--- Begin INPUT RECORDS ---
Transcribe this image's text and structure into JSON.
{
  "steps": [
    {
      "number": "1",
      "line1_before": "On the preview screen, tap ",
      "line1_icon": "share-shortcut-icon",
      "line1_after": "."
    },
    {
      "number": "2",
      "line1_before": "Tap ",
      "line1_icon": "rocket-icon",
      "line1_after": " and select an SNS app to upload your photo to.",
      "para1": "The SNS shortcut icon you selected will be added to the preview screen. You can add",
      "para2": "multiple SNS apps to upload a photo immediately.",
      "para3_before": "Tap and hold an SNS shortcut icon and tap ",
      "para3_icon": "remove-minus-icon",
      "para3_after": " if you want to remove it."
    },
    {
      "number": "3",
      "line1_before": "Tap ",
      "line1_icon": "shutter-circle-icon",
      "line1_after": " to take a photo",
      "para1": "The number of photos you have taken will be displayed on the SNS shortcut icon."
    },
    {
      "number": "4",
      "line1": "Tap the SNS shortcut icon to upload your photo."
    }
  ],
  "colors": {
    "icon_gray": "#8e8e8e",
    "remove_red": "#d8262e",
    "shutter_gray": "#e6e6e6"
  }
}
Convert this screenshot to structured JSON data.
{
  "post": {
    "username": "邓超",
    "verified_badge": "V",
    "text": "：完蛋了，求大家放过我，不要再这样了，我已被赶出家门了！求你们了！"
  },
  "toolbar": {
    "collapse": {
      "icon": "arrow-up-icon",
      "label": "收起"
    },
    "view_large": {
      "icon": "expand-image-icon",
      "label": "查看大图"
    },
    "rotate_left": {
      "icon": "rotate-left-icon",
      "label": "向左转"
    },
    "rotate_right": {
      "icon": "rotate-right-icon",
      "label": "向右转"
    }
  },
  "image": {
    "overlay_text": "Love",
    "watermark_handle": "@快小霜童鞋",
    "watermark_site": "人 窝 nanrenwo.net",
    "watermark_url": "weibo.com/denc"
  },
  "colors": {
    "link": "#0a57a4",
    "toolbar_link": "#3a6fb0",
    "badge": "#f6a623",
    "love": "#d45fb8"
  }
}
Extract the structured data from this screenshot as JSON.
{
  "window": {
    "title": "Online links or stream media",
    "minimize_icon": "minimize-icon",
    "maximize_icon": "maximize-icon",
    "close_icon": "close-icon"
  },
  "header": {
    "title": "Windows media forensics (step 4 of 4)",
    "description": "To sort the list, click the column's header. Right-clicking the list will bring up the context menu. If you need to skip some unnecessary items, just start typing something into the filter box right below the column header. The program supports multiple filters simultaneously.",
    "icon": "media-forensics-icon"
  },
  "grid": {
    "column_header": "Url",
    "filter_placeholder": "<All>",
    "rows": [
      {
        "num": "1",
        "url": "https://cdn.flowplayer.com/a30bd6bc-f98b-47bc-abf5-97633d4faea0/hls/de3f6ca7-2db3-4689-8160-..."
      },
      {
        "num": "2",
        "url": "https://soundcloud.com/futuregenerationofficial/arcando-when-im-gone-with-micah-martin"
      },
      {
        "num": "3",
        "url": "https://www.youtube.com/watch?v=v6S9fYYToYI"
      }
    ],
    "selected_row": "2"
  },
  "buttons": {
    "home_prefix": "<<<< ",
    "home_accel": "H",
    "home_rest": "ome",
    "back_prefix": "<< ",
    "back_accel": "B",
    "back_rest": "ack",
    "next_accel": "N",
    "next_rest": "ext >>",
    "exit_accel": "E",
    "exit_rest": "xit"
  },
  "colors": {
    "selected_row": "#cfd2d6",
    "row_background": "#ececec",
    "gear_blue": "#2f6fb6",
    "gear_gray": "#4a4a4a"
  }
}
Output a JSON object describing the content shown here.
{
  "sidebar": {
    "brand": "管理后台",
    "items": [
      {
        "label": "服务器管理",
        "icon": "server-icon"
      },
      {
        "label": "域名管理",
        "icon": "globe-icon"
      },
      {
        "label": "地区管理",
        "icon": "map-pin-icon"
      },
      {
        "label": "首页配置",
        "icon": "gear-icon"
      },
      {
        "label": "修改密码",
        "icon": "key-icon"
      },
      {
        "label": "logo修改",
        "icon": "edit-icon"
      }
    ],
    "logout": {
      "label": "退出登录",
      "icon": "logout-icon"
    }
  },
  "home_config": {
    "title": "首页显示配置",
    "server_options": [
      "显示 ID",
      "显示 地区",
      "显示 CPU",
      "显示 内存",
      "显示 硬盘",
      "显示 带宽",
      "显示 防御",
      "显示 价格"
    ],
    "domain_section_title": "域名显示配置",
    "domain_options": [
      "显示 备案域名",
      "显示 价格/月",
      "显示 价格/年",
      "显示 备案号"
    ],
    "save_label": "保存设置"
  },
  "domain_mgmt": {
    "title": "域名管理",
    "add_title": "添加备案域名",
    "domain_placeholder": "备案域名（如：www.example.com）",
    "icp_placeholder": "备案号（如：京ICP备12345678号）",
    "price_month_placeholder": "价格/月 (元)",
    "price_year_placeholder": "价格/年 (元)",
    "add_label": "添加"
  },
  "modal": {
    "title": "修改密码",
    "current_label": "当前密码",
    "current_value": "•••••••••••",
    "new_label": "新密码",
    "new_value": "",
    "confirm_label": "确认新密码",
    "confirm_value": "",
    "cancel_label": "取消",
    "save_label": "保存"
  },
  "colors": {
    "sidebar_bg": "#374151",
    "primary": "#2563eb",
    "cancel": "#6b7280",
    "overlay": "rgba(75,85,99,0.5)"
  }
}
--- End INPUT RECORDS ---
* GOAL OF THE EXERCISE *
Above are the records; retype them all without a single difference.

* EXERCISE OUTPUT *
Transcribe this image's text and structure into JSON.
{
  "steps": [
    {
      "number": "1",
      "line1_before": "On the preview screen, tap ",
      "line1_icon": "share-shortcut-icon",
      "line1_after": "."
    },
    {
      "number": "2",
      "line1_before": "Tap ",
      "line1_icon": "rocket-icon",
      "line1_after": " and select an SNS app to upload your photo to.",
      "para1": "The SNS shortcut icon you selected will be added to the preview screen. You can add",
      "para2": "multiple SNS apps to upload a photo immediately.",
      "para3_before": "Tap and hold an SNS shortcut icon and tap ",
      "para3_icon": "remove-minus-icon",
      "para3_after": " if you want to remove it."
    },
    {
      "number": "3",
      "line1_before": "Tap ",
      "line1_icon": "shutter-circle-icon",
      "line1_after": " to take a photo",
      "para1": "The number of photos you have taken will be displayed on the SNS shortcut icon."
    },
    {
      "number": "4",
      "line1": "Tap the SNS shortcut icon to upload your photo."
    }
  ],
  "colors": {
    "icon_gray": "#8e8e8e",
    "remove_red": "#d8262e",
    "shutter_gray": "#e6e6e6"
  }
}
Convert this screenshot to structured JSON data.
{
  "post": {
    "username": "邓超",
    "verified_badge": "V",
    "text": "：完蛋了，求大家放过我，不要再这样了，我已被赶出家门了！求你们了！"
  },
  "toolbar": {
    "collapse": {
      "icon": "arrow-up-icon",
      "label": "收起"
    },
    "view_large": {
      "icon": "expand-image-icon",
      "label": "查看大图"
    },
    "rotate_left": {
      "icon": "rotate-left-icon",
      "label": "向左转"
    },
    "rotate_right": {
      "icon": "rotate-right-icon",
      "label": "向右转"
    }
  },
  "image": {
    "overlay_text": "Love",
    "watermark_handle": "@快小霜童鞋",
    "watermark_site": "人 窝 nanrenwo.net",
    "watermark_url": "weibo.com/denc"
  },
  "colors": {
    "link": "#0a57a4",
    "toolbar_link": "#3a6fb0",
    "badge": "#f6a623",
    "love": "#d45fb8"
  }
}
Extract the structured data from this screenshot as JSON.
{
  "window": {
    "title": "Online links or stream media",
    "minimize_icon": "minimize-icon",
    "maximize_icon": "maximize-icon",
    "close_icon": "close-icon"
  },
  "header": {
    "title": "Windows media forensics (step 4 of 4)",
    "description": "To sort the list, click the column's header. Right-clicking the list will bring up the context menu. If you need to skip some unnecessary items, just start typing something into the filter box right below the column header. The program supports multiple filters simultaneously.",
    "icon": "media-forensics-icon"
  },
  "grid": {
    "column_header": "Url",
    "filter_placeholder": "<All>",
    "rows": [
      {
        "num": "1",
        "url": "https://cdn.flowplayer.com/a30bd6bc-f98b-47bc-abf5-97633d4faea0/hls/de3f6ca7-2db3-4689-8160-..."
      },
      {
        "num": "2",
        "url": "https://soundcloud.com/futuregenerationofficial/arcando-when-im-gone-with-micah-martin"
      },
      {
        "num": "3",
        "url": "https://www.youtube.com/watch?v=v6S9fYYToYI"
      }
    ],
    "selected_row": "2"
  },
  "buttons": {
    "home_prefix": "<<<< ",
    "home_accel": "H",
    "home_rest": "ome",
    "back_prefix": "<< ",
    "back_accel": "B",
    "back_rest": "ack",
    "next_accel": "N",
    "next_rest": "ext >>",
    "exit_accel": "E",
    "exit_rest": "xit"
  },
  "colors": {
    "selected_row": "#cfd2d6",
    "row_background": "#ececec",
    "gear_blue": "#2f6fb6",
    "gear_gray": "#4a4a4a"
  }
}
Output a JSON object describing the content shown here.
{
  "sidebar": {
    "brand": "管理后台",
    "items": [
      {
        "label": "服务器管理",
        "icon": "server-icon"
      },
      {
        "label": "域名管理",
        "icon": "globe-icon"
      },
      {
        "label": "地区管理",
        "icon": "map-pin-icon"
      },
      {
        "label": "首页配置",
        "icon": "gear-icon"
      },
      {
        "label": "修改密码",
        "icon": "key-icon"
      },
      {
        "label": "logo修改",
        "icon": "edit-icon"
      }
    ],
    "logout": {
      "label": "退出登录",
      "icon": "logout-icon"
    }
  },
  "home_config": {
    "title": "首页显示配置",
    "server_options": [
      "显示 ID",
      "显示 地区",
      "显示 CPU",
      "显示 内存",
      "显示 硬盘",
      "显示 带宽",
      "显示 防御",
      "显示 价格"
    ],
    "domain_section_title": "域名显示配置",
    "domain_options": [
      "显示 备案域名",
      "显示 价格/月",
      "显示 价格/年",
      "显示 备案号"
    ],
    "save_label": "保存设置"
  },
  "domain_mgmt": {
    "title": "域名管理",
    "add_title": "添加备案域名",
    "domain_placeholder": "备案域名（如：www.example.com）",
    "icp_placeholder": "备案号（如：京ICP备12345678号）",
    "price_month_placeholder": "价格/月 (元)",
    "price_year_placeholder": "价格/年 (元)",
    "add_label": "添加"
  },
  "modal": {
    "title": "修改密码",
    "current_label": "当前密码",
    "current_value": "•••••••••••",
    "new_label": "新密码",
    "new_value": "",
    "confirm_label": "确认新密码",
    "confirm_value": "",
    "cancel_label": "取消",
    "save_label": "保存"
  },
  "colors": {
    "sidebar_bg": "#374151",
    "primary": "#2563eb",
    "cancel": "#6b7280",
    "overlay": "rgba(75,85,99,0.5)"
  }
}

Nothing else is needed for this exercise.